Page segmentation data
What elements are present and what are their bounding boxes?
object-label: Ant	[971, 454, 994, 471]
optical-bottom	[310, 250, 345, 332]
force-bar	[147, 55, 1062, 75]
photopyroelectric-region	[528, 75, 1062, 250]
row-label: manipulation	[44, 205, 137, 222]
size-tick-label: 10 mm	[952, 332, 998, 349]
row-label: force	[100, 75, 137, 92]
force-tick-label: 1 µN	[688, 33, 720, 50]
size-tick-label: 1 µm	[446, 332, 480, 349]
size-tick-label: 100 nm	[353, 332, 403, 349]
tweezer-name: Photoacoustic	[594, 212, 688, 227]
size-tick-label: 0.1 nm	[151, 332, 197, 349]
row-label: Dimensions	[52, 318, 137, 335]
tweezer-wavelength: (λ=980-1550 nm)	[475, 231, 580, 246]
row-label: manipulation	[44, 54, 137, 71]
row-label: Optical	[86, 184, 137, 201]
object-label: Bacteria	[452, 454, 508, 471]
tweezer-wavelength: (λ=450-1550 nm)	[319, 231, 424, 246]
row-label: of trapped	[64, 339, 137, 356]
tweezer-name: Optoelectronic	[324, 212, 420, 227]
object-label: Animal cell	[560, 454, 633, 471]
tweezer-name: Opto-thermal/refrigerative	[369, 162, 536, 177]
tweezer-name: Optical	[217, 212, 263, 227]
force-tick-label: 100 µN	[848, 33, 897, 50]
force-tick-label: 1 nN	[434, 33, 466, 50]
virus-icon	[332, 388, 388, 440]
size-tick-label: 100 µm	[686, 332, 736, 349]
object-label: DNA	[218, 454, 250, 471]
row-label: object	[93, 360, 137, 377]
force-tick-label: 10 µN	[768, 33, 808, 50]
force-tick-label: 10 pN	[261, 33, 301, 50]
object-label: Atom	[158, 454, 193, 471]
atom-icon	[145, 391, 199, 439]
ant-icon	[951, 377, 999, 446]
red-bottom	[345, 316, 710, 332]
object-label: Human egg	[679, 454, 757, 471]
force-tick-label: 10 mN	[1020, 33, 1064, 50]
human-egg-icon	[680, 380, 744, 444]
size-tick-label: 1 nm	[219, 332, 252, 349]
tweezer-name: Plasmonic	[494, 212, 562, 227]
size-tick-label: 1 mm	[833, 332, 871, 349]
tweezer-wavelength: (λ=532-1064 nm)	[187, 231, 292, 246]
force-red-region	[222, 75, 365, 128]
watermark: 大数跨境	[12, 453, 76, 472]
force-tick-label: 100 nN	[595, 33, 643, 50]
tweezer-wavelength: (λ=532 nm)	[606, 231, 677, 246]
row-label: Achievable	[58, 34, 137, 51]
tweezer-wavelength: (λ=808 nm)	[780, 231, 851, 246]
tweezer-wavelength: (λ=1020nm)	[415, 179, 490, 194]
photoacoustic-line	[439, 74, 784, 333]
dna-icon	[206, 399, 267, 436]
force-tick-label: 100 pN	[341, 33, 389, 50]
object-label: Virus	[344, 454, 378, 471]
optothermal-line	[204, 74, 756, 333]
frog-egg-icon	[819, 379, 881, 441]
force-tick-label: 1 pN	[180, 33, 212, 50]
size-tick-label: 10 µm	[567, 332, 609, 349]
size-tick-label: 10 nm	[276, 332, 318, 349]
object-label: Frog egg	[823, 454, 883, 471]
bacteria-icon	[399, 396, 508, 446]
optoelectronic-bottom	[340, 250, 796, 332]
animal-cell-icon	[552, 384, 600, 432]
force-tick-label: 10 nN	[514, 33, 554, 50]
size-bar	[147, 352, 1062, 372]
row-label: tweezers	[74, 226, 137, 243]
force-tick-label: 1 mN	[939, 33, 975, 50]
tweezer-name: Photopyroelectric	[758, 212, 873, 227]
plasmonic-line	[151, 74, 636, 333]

...

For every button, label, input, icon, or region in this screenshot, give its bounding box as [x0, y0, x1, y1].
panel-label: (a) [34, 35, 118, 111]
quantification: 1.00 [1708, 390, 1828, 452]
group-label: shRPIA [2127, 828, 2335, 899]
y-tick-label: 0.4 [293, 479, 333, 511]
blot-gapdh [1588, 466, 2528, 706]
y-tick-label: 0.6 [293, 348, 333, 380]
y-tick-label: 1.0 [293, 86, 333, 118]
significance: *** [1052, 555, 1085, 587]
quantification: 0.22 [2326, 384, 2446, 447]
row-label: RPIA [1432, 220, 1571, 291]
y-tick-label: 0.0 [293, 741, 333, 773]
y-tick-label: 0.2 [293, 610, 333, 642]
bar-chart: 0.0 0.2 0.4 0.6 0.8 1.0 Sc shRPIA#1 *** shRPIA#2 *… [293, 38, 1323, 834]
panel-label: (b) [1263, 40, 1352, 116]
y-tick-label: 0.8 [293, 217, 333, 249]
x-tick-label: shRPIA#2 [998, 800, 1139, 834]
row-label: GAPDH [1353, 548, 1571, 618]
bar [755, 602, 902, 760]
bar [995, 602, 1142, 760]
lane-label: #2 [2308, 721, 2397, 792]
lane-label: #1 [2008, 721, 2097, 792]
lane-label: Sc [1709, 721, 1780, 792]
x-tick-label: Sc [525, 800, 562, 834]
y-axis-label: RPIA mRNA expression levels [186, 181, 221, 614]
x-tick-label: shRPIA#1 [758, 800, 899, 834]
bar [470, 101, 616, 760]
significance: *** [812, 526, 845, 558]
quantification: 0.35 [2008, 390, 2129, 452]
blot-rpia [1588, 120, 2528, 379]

...

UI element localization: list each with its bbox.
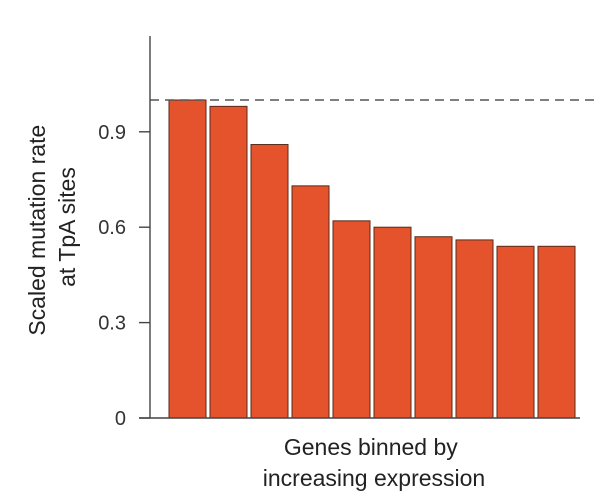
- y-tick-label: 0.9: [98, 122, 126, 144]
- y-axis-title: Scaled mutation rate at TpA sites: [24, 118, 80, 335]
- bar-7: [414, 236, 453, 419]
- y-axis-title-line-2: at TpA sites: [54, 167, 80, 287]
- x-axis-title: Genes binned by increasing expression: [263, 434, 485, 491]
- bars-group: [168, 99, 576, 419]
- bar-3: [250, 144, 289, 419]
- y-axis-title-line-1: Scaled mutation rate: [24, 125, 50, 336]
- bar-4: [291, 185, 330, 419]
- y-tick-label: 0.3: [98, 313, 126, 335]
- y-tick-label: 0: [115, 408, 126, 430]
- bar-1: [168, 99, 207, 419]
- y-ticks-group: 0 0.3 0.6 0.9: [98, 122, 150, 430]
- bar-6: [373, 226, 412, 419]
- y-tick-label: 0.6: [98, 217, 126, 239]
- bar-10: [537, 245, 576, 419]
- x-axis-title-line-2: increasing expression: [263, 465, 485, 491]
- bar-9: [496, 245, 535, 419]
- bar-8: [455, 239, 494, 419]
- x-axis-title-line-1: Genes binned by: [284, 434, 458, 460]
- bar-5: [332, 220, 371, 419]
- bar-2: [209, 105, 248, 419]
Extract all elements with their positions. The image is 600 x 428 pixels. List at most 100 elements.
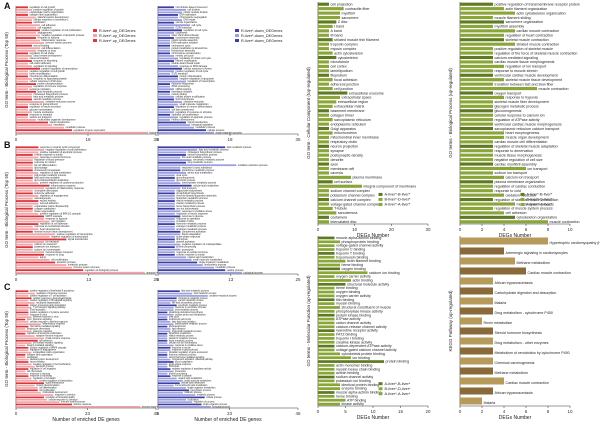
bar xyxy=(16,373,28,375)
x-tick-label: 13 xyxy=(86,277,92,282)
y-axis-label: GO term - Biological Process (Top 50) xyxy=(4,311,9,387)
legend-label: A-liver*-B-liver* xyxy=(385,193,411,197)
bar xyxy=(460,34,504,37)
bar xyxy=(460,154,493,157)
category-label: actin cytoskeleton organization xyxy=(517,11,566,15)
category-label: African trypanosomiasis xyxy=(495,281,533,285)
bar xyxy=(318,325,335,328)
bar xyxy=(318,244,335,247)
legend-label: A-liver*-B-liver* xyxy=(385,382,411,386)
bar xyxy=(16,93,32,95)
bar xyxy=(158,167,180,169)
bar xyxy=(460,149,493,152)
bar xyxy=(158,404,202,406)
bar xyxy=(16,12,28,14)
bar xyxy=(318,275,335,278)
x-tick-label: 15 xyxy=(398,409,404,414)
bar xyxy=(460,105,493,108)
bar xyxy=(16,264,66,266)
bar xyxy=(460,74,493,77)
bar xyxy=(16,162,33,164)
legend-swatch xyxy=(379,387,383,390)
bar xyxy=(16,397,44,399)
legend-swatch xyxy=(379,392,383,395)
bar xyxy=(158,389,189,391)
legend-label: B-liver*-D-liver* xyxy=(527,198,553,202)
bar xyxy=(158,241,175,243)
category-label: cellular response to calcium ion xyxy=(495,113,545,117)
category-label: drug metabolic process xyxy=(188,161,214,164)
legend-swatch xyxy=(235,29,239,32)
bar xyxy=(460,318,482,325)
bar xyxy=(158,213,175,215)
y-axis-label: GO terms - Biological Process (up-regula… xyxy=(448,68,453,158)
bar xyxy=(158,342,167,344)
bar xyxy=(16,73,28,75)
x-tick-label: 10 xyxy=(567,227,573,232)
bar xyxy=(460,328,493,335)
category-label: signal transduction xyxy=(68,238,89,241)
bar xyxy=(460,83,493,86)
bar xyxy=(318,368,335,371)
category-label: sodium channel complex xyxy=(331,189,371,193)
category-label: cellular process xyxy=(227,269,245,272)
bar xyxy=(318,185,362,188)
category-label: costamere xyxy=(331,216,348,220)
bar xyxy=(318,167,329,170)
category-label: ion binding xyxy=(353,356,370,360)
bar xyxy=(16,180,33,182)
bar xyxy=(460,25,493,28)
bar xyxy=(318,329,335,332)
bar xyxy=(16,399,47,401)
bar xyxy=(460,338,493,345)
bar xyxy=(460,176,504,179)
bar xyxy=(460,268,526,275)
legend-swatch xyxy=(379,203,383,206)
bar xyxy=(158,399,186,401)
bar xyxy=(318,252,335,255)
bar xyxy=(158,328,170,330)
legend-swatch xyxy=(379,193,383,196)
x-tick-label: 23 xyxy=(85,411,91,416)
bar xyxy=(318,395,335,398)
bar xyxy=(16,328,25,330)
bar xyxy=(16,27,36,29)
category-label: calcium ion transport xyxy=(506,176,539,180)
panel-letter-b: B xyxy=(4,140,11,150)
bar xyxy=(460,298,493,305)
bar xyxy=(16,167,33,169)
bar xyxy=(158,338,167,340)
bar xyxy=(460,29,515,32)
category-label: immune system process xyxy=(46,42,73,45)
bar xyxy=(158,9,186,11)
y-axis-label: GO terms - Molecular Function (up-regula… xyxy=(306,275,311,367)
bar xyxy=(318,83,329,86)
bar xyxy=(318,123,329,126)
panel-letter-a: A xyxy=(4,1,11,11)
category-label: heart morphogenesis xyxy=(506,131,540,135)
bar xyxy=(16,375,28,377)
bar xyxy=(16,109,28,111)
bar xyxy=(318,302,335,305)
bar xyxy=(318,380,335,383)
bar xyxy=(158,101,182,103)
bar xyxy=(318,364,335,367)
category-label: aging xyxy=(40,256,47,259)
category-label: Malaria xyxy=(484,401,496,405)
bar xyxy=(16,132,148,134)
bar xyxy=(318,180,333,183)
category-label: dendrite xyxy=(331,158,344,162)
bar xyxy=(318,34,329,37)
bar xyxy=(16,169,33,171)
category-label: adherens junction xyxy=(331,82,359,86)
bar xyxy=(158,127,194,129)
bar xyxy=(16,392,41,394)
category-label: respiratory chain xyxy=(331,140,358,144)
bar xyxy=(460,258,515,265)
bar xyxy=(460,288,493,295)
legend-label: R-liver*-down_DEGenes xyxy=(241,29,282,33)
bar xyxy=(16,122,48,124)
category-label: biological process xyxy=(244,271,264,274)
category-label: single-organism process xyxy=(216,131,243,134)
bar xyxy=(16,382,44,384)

WHAT IS EXPECTED
All lines in the records with the string "significance" should be copied out.

RESPONSE FOR THIS EXERCISE
significance: *** [1052, 555, 1085, 587]
significance: *** [812, 526, 845, 558]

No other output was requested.